WRITTEN REQUEST> Among the lines below, list those containing the string "giri".

<<<<

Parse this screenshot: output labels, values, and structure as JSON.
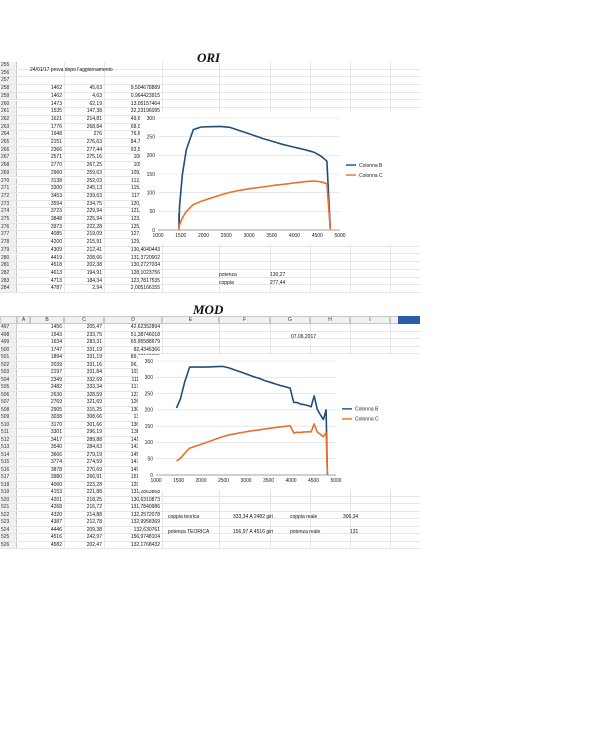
{
  "ori": {
    "title": "ORI",
    "note": "24/01/17 prova dopo l'aggiornamento",
    "rows": [
      {
        "n": "255",
        "a": "",
        "b": "",
        "c": ""
      },
      {
        "n": "256",
        "a": "",
        "b": "",
        "c": ""
      },
      {
        "n": "257",
        "a": "",
        "b": "",
        "c": ""
      },
      {
        "n": "258",
        "a": "1462",
        "b": "45,63",
        "c": "9,504678889"
      },
      {
        "n": "259",
        "a": "1462",
        "b": "4,63",
        "c": "0,964423915"
      },
      {
        "n": "260",
        "a": "1473",
        "b": "62,19",
        "c": "13,05157464"
      },
      {
        "n": "261",
        "a": "1535",
        "b": "147,38",
        "c": "32,23196095"
      },
      {
        "n": "262",
        "a": "1621",
        "b": "214,81",
        "c": "49,61090136"
      },
      {
        "n": "263",
        "a": "1776",
        "b": "268,84",
        "c": "68,02623825"
      },
      {
        "n": "264",
        "a": "1948",
        "b": "276",
        "c": "76,60156495"
      },
      {
        "n": "265",
        "a": "2151",
        "b": "276,63",
        "c": "84,77724413"
      },
      {
        "n": "266",
        "a": "2366",
        "b": "277,44",
        "c": "93,52407548"
      },
      {
        "n": "267",
        "a": "2571",
        "b": "275,16",
        "c": "100,792214"
      },
      {
        "n": "268",
        "a": "2770",
        "b": "267,25",
        "c": "105,471978"
      },
      {
        "n": "269",
        "a": "2960",
        "b": "259,63",
        "c": "109,4929689"
      },
      {
        "n": "270",
        "a": "3138",
        "b": "252,03",
        "c": "112,6784676"
      },
      {
        "n": "271",
        "a": "3300",
        "b": "245,13",
        "c": "115,2524093"
      },
      {
        "n": "272",
        "a": "3453",
        "b": "239,63",
        "c": "117,8901102"
      },
      {
        "n": "273",
        "a": "3594",
        "b": "234,75",
        "c": "120,2052072"
      },
      {
        "n": "274",
        "a": "3723",
        "b": "229,94",
        "c": "121,9683562"
      },
      {
        "n": "275",
        "a": "3848",
        "b": "225,94",
        "c": "123,8704728"
      },
      {
        "n": "276",
        "a": "3973",
        "b": "222,28",
        "c": "125,8225726"
      },
      {
        "n": "277",
        "a": "4085",
        "b": "219,09",
        "c": "127,5129296"
      },
      {
        "n": "278",
        "a": "4200",
        "b": "215,91",
        "c": "129,1997447"
      },
      {
        "n": "279",
        "a": "4309",
        "b": "212,41",
        "c": "130,4040443"
      },
      {
        "n": "280",
        "a": "4419",
        "b": "208,66",
        "c": "131,3720002"
      },
      {
        "n": "281",
        "a": "4518",
        "b": "202,38",
        "c": "130,2727034"
      },
      {
        "n": "282",
        "a": "4613",
        "b": "194,91",
        "c": "128,1023756"
      },
      {
        "n": "283",
        "a": "4713",
        "b": "184,34",
        "c": "123,7817535"
      },
      {
        "n": "284",
        "a": "4787",
        "b": "2,94",
        "c": "2,005166155"
      }
    ],
    "potenza_label": "potenza",
    "potenza_value": "130,27",
    "coppia_label": "coppia",
    "coppia_value": "277,44"
  },
  "mod": {
    "title": "MOD",
    "col_headers": [
      "A",
      "B",
      "C",
      "D",
      "E",
      "F",
      "G",
      "H",
      "I",
      "J"
    ],
    "date": "07.06.2017",
    "rows": [
      {
        "n": "497",
        "a": "1456",
        "b": "205,47",
        "c": "42,62352894"
      },
      {
        "n": "498",
        "a": "1543",
        "b": "233,75",
        "c": "51,38746018"
      },
      {
        "n": "499",
        "a": "1634",
        "b": "283,31",
        "c": "65,95588679"
      },
      {
        "n": "500",
        "a": "1747",
        "b": "331,19",
        "c": "82,4346366"
      },
      {
        "n": "501",
        "a": "1894",
        "b": "331,19",
        "c": "89,37103705"
      },
      {
        "n": "502",
        "a": "2039",
        "b": "331,16",
        "c": "96,20434949"
      },
      {
        "n": "503",
        "a": "2197",
        "b": "331,84",
        "c": "103,8719774"
      },
      {
        "n": "504",
        "a": "2349",
        "b": "332,69",
        "c": "111,3428597"
      },
      {
        "n": "505",
        "a": "2482",
        "b": "333,34",
        "c": "117,8769298"
      },
      {
        "n": "506",
        "a": "2630",
        "b": "328,59",
        "c": "123,1259795"
      },
      {
        "n": "507",
        "a": "2769",
        "b": "321,69",
        "c": "126,9152907"
      },
      {
        "n": "508",
        "a": "2905",
        "b": "315,25",
        "c": "130,4790661"
      },
      {
        "n": "509",
        "a": "3038",
        "b": "308,66",
        "c": "133,600391"
      },
      {
        "n": "510",
        "a": "3170",
        "b": "301,66",
        "c": "136,2437525"
      },
      {
        "n": "511",
        "a": "3301",
        "b": "296,19",
        "c": "138,8311026"
      },
      {
        "n": "512",
        "a": "3417",
        "b": "289,88",
        "c": "141,1246374"
      },
      {
        "n": "513",
        "a": "3540",
        "b": "284,63",
        "c": "143,5567251"
      },
      {
        "n": "514",
        "a": "3666",
        "b": "279,19",
        "c": "145,9045358"
      },
      {
        "n": "515",
        "a": "3774",
        "b": "274,59",
        "c": "147,6475417"
      },
      {
        "n": "516",
        "a": "3878",
        "b": "270,69",
        "c": "149,6614354"
      },
      {
        "n": "517",
        "a": "3980",
        "b": "266,91",
        "c": "151,3517772"
      },
      {
        "n": "518",
        "a": "4060",
        "b": "223,28",
        "c": "129,1562612"
      },
      {
        "n": "519",
        "a": "4153",
        "b": "221,88",
        "c": "131,2863868"
      },
      {
        "n": "520",
        "a": "4201",
        "b": "218,25",
        "c": "130,6310873"
      },
      {
        "n": "521",
        "a": "4268",
        "b": "216,72",
        "c": "131,7840986"
      },
      {
        "n": "522",
        "a": "4320",
        "b": "214,88",
        "c": "132,2572078"
      },
      {
        "n": "523",
        "a": "4387",
        "b": "212,78",
        "c": "132,9958369"
      },
      {
        "n": "524",
        "a": "4446",
        "b": "209,38",
        "c": "132,630761"
      },
      {
        "n": "525",
        "a": "4516",
        "b": "242,97",
        "c": "156,9748104"
      },
      {
        "n": "526",
        "a": "4582",
        "b": "202,47",
        "c": "132,1768432"
      }
    ],
    "coppia_teorica_label": "coppia teorica",
    "coppia_teorica_value": "333,34 A 2482 giri",
    "coppia_reale_label": "coppia reale",
    "coppia_reale_value": "306,34",
    "potenza_teorica_label": "potenza TEORICA",
    "potenza_teorica_value": "156,97 A 4516 giri",
    "potenza_reale_label": "potenza reale",
    "potenza_reale_value": "131"
  },
  "chart_data": [
    {
      "type": "line",
      "title": "",
      "xlim": [
        0,
        5000
      ],
      "ylim": [
        0,
        300
      ],
      "x_ticks": [
        "1000",
        "1500",
        "2000",
        "2500",
        "3000",
        "3500",
        "4000",
        "4500",
        "5000"
      ],
      "y_ticks": [
        "0",
        "50",
        "100",
        "150",
        "200",
        "250",
        "300"
      ],
      "legend_position": "right",
      "series": [
        {
          "name": "Colonna B",
          "color": "#1f4e79",
          "x": [
            1462,
            1462,
            1473,
            1535,
            1621,
            1776,
            1948,
            2151,
            2366,
            2571,
            2770,
            2960,
            3138,
            3300,
            3453,
            3594,
            3723,
            3848,
            3973,
            4085,
            4200,
            4309,
            4419,
            4518,
            4613,
            4713,
            4787
          ],
          "y": [
            45.63,
            4.63,
            62.19,
            147.38,
            214.81,
            268.84,
            276,
            276.63,
            277.44,
            275.16,
            267.25,
            259.63,
            252.03,
            245.13,
            239.63,
            234.75,
            229.94,
            225.94,
            222.28,
            219.09,
            215.91,
            212.41,
            208.66,
            202.38,
            194.91,
            184.34,
            2.94
          ]
        },
        {
          "name": "Colonna C",
          "color": "#e8702a",
          "x": [
            1462,
            1462,
            1473,
            1535,
            1621,
            1776,
            1948,
            2151,
            2366,
            2571,
            2770,
            2960,
            3138,
            3300,
            3453,
            3594,
            3723,
            3848,
            3973,
            4085,
            4200,
            4309,
            4419,
            4518,
            4613,
            4713,
            4787
          ],
          "y": [
            9.5,
            0.96,
            13.05,
            32.23,
            49.61,
            68.03,
            76.6,
            84.78,
            93.52,
            100.79,
            105.47,
            109.49,
            112.68,
            115.25,
            117.89,
            120.21,
            121.97,
            123.87,
            125.82,
            127.51,
            129.2,
            130.4,
            131.37,
            130.27,
            128.1,
            123.78,
            2.0
          ]
        }
      ]
    },
    {
      "type": "line",
      "title": "",
      "xlim": [
        0,
        5000
      ],
      "ylim": [
        0,
        350
      ],
      "x_ticks": [
        "1000",
        "1500",
        "2000",
        "2500",
        "3000",
        "3500",
        "4000",
        "4500",
        "5000"
      ],
      "y_ticks": [
        "0",
        "50",
        "100",
        "150",
        "200",
        "250",
        "300",
        "350"
      ],
      "legend_position": "right",
      "series": [
        {
          "name": "Colonna B",
          "color": "#1f4e79",
          "x": [
            1456,
            1543,
            1634,
            1747,
            1894,
            2039,
            2197,
            2349,
            2482,
            2630,
            2769,
            2905,
            3038,
            3170,
            3301,
            3417,
            3540,
            3666,
            3774,
            3878,
            3980,
            4060,
            4153,
            4201,
            4268,
            4320,
            4387,
            4446,
            4516,
            4582,
            4650,
            4720,
            4780,
            4800,
            4810
          ],
          "y": [
            205.47,
            233.75,
            283.31,
            331.19,
            331.19,
            331.16,
            331.84,
            332.69,
            333.34,
            328.59,
            321.69,
            315.25,
            308.66,
            301.66,
            296.19,
            289.88,
            284.63,
            279.19,
            274.59,
            270.69,
            266.91,
            223.28,
            221.88,
            218.25,
            216.72,
            214.88,
            212.78,
            209.38,
            242.97,
            202.47,
            185,
            170,
            200,
            60,
            0
          ]
        },
        {
          "name": "Colonna C",
          "color": "#e8702a",
          "x": [
            1456,
            1543,
            1634,
            1747,
            1894,
            2039,
            2197,
            2349,
            2482,
            2630,
            2769,
            2905,
            3038,
            3170,
            3301,
            3417,
            3540,
            3666,
            3774,
            3878,
            3980,
            4060,
            4153,
            4201,
            4268,
            4320,
            4387,
            4446,
            4516,
            4582,
            4650,
            4720,
            4780,
            4800,
            4810
          ],
          "y": [
            42.62,
            51.39,
            65.96,
            82.43,
            89.37,
            96.2,
            103.87,
            111.34,
            117.88,
            123.13,
            126.92,
            130.48,
            133.6,
            136.24,
            138.83,
            141.12,
            143.56,
            145.9,
            147.65,
            149.66,
            151.35,
            129.16,
            131.29,
            130.63,
            131.78,
            132.26,
            133.0,
            132.63,
            156.97,
            132.18,
            125,
            118,
            130,
            40,
            0
          ]
        }
      ]
    }
  ]
}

>>>>

RESPONSE>
    "coppia_teorica_value": "333,34 A 2482 giri",
    "potenza_teorica_value": "156,97 A 4516 giri",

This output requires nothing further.